START MATERIAL SHOWN

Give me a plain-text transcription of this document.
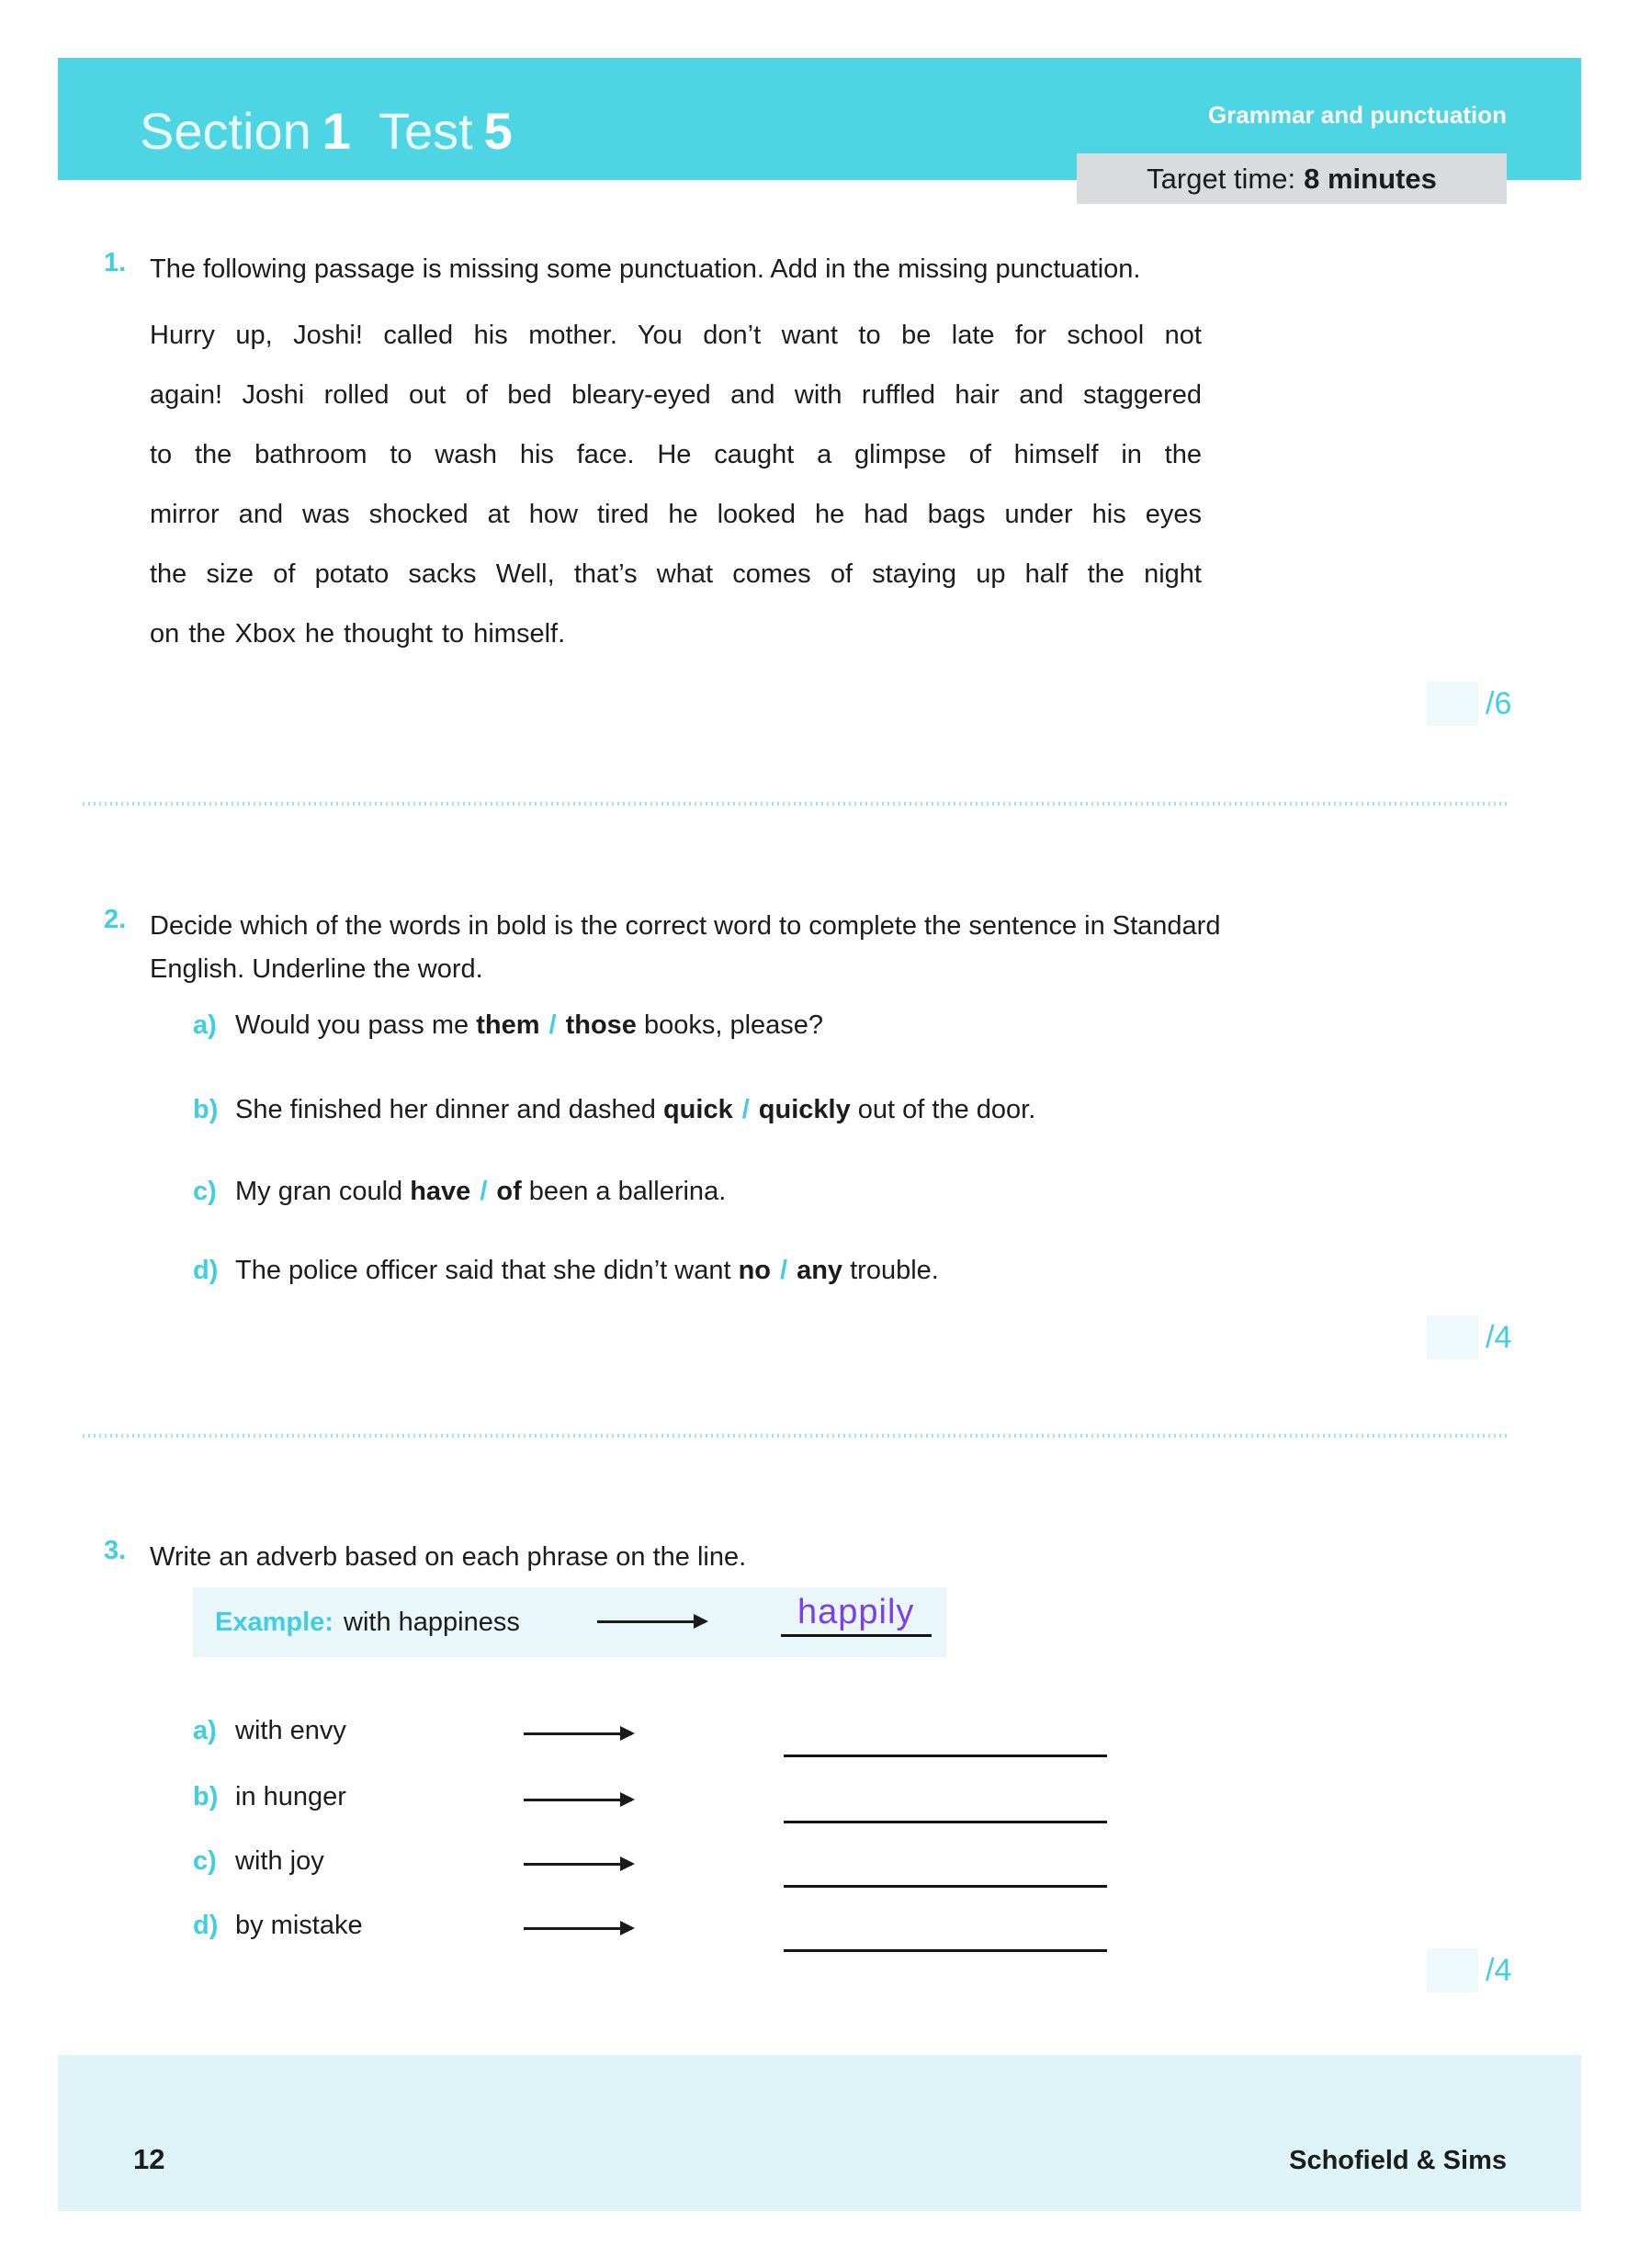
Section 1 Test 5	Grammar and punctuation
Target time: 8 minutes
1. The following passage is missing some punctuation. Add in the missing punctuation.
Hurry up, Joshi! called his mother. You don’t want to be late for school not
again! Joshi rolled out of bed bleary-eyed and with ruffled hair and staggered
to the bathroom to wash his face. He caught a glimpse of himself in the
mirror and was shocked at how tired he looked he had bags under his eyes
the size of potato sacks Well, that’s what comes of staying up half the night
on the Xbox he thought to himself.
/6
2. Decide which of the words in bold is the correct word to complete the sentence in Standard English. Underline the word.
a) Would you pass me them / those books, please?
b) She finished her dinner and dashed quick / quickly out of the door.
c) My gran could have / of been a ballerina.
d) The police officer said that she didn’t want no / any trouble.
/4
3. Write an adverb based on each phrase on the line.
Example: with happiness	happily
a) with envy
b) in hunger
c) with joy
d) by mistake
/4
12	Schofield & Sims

END MATERIAL SHOWN

PROBLEM STATEMENT: Please repeat the entries exactly. Do not include the pictures.

FULL RESPONSE:
Give me a plain-text transcription of this document.
Section 1 Test 5	Grammar and punctuation
Target time: 8 minutes
1. The following passage is missing some punctuation. Add in the missing punctuation.
Hurry up, Joshi! called his mother. You don’t want to be late for school not
again! Joshi rolled out of bed bleary-eyed and with ruffled hair and staggered
to the bathroom to wash his face. He caught a glimpse of himself in the
mirror and was shocked at how tired he looked he had bags under his eyes
the size of potato sacks Well, that’s what comes of staying up half the night
on the Xbox he thought to himself.
/6
2. Decide which of the words in bold is the correct word to complete the sentence in Standard English. Underline the word.
a) Would you pass me them / those books, please?
b) She finished her dinner and dashed quick / quickly out of the door.
c) My gran could have / of been a ballerina.
d) The police officer said that she didn’t want no / any trouble.
/4
3. Write an adverb based on each phrase on the line.
Example: with happiness	happily
a) with envy
b) in hunger
c) with joy
d) by mistake
/4
12	Schofield & Sims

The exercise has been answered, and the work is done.